§ GOAL: Write the listing out again, all of it, word for word.

§ MATERIAL SHOWN:

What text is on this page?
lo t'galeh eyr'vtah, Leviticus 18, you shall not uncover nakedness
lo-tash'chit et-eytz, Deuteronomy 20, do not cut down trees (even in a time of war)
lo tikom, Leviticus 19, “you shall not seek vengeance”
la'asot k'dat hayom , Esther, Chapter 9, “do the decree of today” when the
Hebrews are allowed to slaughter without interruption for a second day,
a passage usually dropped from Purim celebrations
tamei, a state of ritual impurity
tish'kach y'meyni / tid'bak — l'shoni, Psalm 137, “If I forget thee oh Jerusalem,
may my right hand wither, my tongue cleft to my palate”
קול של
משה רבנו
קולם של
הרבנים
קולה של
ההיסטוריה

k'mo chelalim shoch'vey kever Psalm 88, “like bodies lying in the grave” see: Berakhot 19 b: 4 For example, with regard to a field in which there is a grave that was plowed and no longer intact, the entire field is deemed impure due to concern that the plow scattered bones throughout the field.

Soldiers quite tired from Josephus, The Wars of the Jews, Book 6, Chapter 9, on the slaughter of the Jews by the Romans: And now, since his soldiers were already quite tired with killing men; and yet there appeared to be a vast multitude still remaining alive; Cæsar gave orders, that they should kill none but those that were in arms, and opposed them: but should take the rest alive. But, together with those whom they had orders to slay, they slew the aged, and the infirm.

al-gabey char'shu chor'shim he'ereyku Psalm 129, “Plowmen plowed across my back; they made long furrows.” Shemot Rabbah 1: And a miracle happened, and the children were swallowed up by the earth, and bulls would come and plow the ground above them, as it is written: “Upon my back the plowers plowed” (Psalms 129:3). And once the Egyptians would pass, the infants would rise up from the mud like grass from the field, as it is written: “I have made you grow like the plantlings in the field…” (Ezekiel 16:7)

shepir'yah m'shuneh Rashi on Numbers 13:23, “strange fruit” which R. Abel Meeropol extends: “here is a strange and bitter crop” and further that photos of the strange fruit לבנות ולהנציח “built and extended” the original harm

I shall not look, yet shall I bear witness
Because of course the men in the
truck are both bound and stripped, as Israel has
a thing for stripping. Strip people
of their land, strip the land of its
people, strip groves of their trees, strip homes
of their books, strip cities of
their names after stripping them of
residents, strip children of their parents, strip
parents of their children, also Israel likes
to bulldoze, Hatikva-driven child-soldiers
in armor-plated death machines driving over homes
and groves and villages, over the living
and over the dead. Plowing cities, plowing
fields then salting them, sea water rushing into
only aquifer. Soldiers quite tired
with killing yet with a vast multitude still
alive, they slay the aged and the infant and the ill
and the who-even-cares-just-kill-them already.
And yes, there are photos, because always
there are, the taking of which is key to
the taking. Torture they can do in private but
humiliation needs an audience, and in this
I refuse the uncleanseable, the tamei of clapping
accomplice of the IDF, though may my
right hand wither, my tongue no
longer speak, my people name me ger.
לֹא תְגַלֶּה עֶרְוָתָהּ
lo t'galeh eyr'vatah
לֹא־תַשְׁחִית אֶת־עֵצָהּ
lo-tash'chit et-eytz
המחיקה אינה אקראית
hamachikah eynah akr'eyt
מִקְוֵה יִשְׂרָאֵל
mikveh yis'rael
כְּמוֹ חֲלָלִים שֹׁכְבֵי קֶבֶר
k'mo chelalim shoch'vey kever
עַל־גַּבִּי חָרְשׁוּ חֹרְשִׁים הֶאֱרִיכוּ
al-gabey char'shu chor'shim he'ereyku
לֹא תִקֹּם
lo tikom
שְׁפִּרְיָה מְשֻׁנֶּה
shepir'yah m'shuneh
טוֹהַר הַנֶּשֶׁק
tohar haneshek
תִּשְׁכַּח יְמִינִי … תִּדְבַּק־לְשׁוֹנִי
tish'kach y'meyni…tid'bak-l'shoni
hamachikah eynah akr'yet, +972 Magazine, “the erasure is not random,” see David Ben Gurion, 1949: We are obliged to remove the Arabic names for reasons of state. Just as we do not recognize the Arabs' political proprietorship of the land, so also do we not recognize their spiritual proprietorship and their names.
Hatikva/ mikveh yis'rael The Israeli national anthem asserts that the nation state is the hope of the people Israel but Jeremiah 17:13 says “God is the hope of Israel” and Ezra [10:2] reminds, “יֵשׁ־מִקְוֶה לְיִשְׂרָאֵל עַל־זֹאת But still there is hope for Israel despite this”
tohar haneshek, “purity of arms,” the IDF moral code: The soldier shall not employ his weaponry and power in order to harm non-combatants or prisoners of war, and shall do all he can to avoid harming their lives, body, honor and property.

§ SOLUTION FOR THIS PROBLEM:
What text is on this page?
lo t'galeh eyr'vtah, Leviticus 18, you shall not uncover nakedness
lo-tash'chit et-eytz, Deuteronomy 20, do not cut down trees (even in a time of war)
lo tikom, Leviticus 19, “you shall not seek vengeance”
la'asot k'dat hayom , Esther, Chapter 9, “do the decree of today” when the
Hebrews are allowed to slaughter without interruption for a second day,
a passage usually dropped from Purim celebrations
tamei, a state of ritual impurity
tish'kach y'meyni / tid'bak — l'shoni, Psalm 137, “If I forget thee oh Jerusalem,
may my right hand wither, my tongue cleft to my palate”
קול של
משה רבנו
קולם של
הרבנים
קולה של
ההיסטוריה

k'mo chelalim shoch'vey kever Psalm 88, “like bodies lying in the grave” see: Berakhot 19 b: 4 For example, with regard to a field in which there is a grave that was plowed and no longer intact, the entire field is deemed impure due to concern that the plow scattered bones throughout the field.

Soldiers quite tired from Josephus, The Wars of the Jews, Book 6, Chapter 9, on the slaughter of the Jews by the Romans: And now, since his soldiers were already quite tired with killing men; and yet there appeared to be a vast multitude still remaining alive; Cæsar gave orders, that they should kill none but those that were in arms, and opposed them: but should take the rest alive. But, together with those whom they had orders to slay, they slew the aged, and the infirm.

al-gabey char'shu chor'shim he'ereyku Psalm 129, “Plowmen plowed across my back; they made long furrows.” Shemot Rabbah 1: And a miracle happened, and the children were swallowed up by the earth, and bulls would come and plow the ground above them, as it is written: “Upon my back the plowers plowed” (Psalms 129:3). And once the Egyptians would pass, the infants would rise up from the mud like grass from the field, as it is written: “I have made you grow like the plantlings in the field…” (Ezekiel 16:7)

shepir'yah m'shuneh Rashi on Numbers 13:23, “strange fruit” which R. Abel Meeropol extends: “here is a strange and bitter crop” and further that photos of the strange fruit לבנות ולהנציח “built and extended” the original harm

I shall not look, yet shall I bear witness
Because of course the men in the
truck are both bound and stripped, as Israel has
a thing for stripping. Strip people
of their land, strip the land of its
people, strip groves of their trees, strip homes
of their books, strip cities of
their names after stripping them of
residents, strip children of their parents, strip
parents of their children, also Israel likes
to bulldoze, Hatikva-driven child-soldiers
in armor-plated death machines driving over homes
and groves and villages, over the living
and over the dead. Plowing cities, plowing
fields then salting them, sea water rushing into
only aquifer. Soldiers quite tired
with killing yet with a vast multitude still
alive, they slay the aged and the infant and the ill
and the who-even-cares-just-kill-them already.
And yes, there are photos, because always
there are, the taking of which is key to
the taking. Torture they can do in private but
humiliation needs an audience, and in this
I refuse the uncleanseable, the tamei of clapping
accomplice of the IDF, though may my
right hand wither, my tongue no
longer speak, my people name me ger.
לֹא תְגַלֶּה עֶרְוָתָהּ
lo t'galeh eyr'vatah
לֹא־תַשְׁחִית אֶת־עֵצָהּ
lo-tash'chit et-eytz
המחיקה אינה אקראית
hamachikah eynah akr'eyt
מִקְוֵה יִשְׂרָאֵל
mikveh yis'rael
כְּמוֹ חֲלָלִים שֹׁכְבֵי קֶבֶר
k'mo chelalim shoch'vey kever
עַל־גַּבִּי חָרְשׁוּ חֹרְשִׁים הֶאֱרִיכוּ
al-gabey char'shu chor'shim he'ereyku
לֹא תִקֹּם
lo tikom
שְׁפִּרְיָה מְשֻׁנֶּה
shepir'yah m'shuneh
טוֹהַר הַנֶּשֶׁק
tohar haneshek
תִּשְׁכַּח יְמִינִי … תִּדְבַּק־לְשׁוֹנִי
tish'kach y'meyni…tid'bak-l'shoni
hamachikah eynah akr'yet, +972 Magazine, “the erasure is not random,” see David Ben Gurion, 1949: We are obliged to remove the Arabic names for reasons of state. Just as we do not recognize the Arabs' political proprietorship of the land, so also do we not recognize their spiritual proprietorship and their names.
Hatikva/ mikveh yis'rael The Israeli national anthem asserts that the nation state is the hope of the people Israel but Jeremiah 17:13 says “God is the hope of Israel” and Ezra [10:2] reminds, “יֵשׁ־מִקְוֶה לְיִשְׂרָאֵל עַל־זֹאת But still there is hope for Israel despite this”
tohar haneshek, “purity of arms,” the IDF moral code: The soldier shall not employ his weaponry and power in order to harm non-combatants or prisoners of war, and shall do all he can to avoid harming their lives, body, honor and property.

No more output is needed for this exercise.